Input:
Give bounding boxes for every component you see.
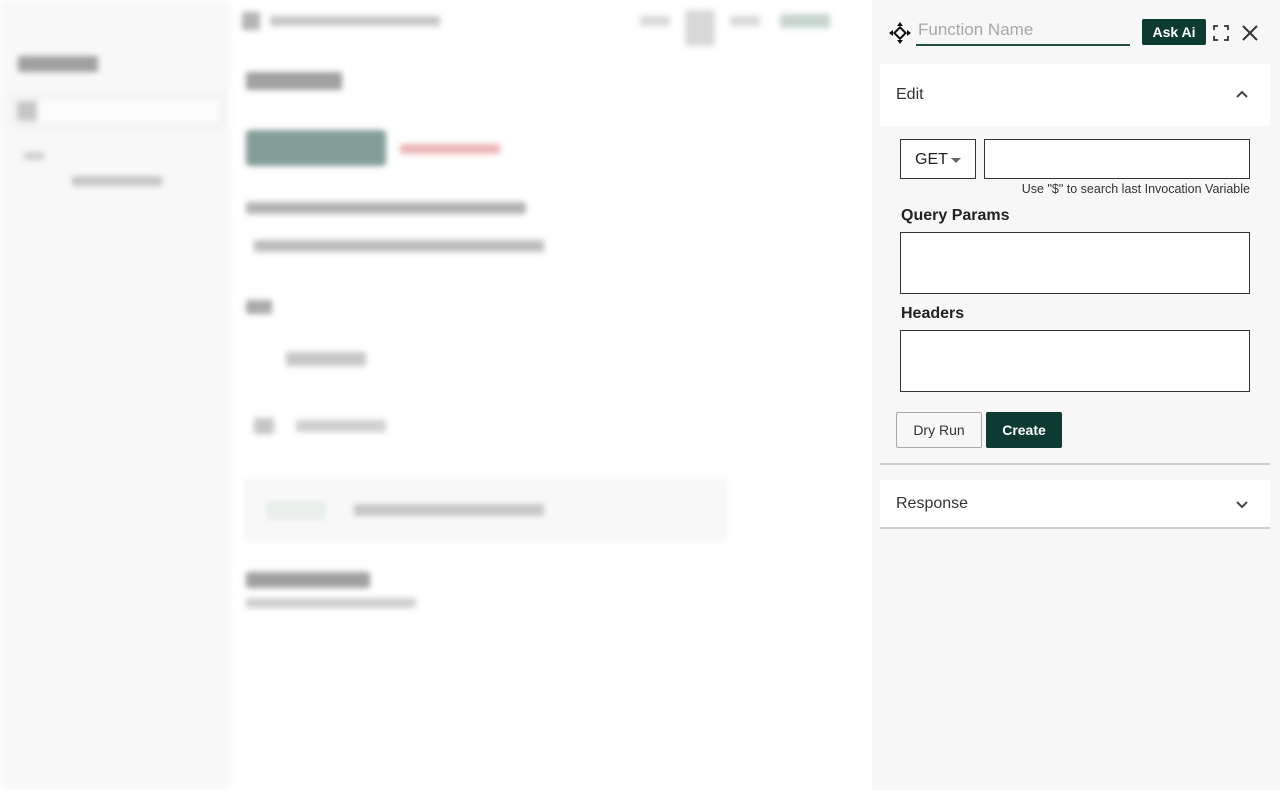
fullscreen-icon[interactable] [1213, 25, 1229, 41]
query-params-input[interactable] [900, 232, 1250, 294]
function-panel: Ask Ai Edit GET Use "$" to search last I… [872, 0, 1280, 790]
ask-ai-button[interactable]: Ask Ai [1142, 19, 1206, 45]
function-name-input[interactable] [916, 16, 1130, 46]
response-section-header[interactable]: Response [880, 480, 1270, 527]
headers-input[interactable] [900, 330, 1250, 392]
section-divider [880, 463, 1270, 465]
dry-run-button[interactable]: Dry Run [896, 412, 982, 448]
background-sidebar [0, 0, 230, 790]
response-section-title: Response [896, 495, 969, 512]
headers-label: Headers [901, 305, 965, 322]
invocation-variable-hint: Use "$" to search last Invocation Variab… [1021, 182, 1250, 196]
create-button[interactable]: Create [986, 412, 1062, 448]
caret-down-icon [951, 158, 961, 163]
query-params-label: Query Params [901, 207, 1010, 224]
section-divider [880, 527, 1270, 529]
panel-header: Ask Ai [872, 0, 1280, 62]
http-method-value: GET [915, 151, 948, 168]
url-input[interactable] [984, 139, 1250, 179]
close-icon[interactable] [1241, 24, 1259, 42]
chevron-down-icon[interactable] [1234, 496, 1250, 512]
edit-section-title: Edit [896, 86, 924, 103]
chevron-up-icon[interactable] [1234, 87, 1250, 103]
http-method-select[interactable]: GET [900, 139, 976, 179]
background-main [230, 0, 872, 790]
background-app [0, 0, 872, 790]
diamond-arrows-icon [889, 22, 911, 44]
edit-section-header[interactable]: Edit [880, 64, 1270, 126]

Requirements: Please print, unchanged, the entries from the line holding "fullscreen-icon[interactable] [1213, 25, 1229, 41]" through the line holding "background-sidebar [0, 0, 230, 790]", both included.

Completed exercise:
fullscreen-icon[interactable] [1213, 25, 1229, 41]
query-params-input[interactable] [900, 232, 1250, 294]
function-panel: Ask Ai Edit GET Use "$" to search last I… [872, 0, 1280, 790]
ask-ai-button[interactable]: Ask Ai [1142, 19, 1206, 45]
function-name-input[interactable] [916, 16, 1130, 46]
response-section-header[interactable]: Response [880, 480, 1270, 527]
headers-input[interactable] [900, 330, 1250, 392]
section-divider [880, 463, 1270, 465]
dry-run-button[interactable]: Dry Run [896, 412, 982, 448]
background-sidebar [0, 0, 230, 790]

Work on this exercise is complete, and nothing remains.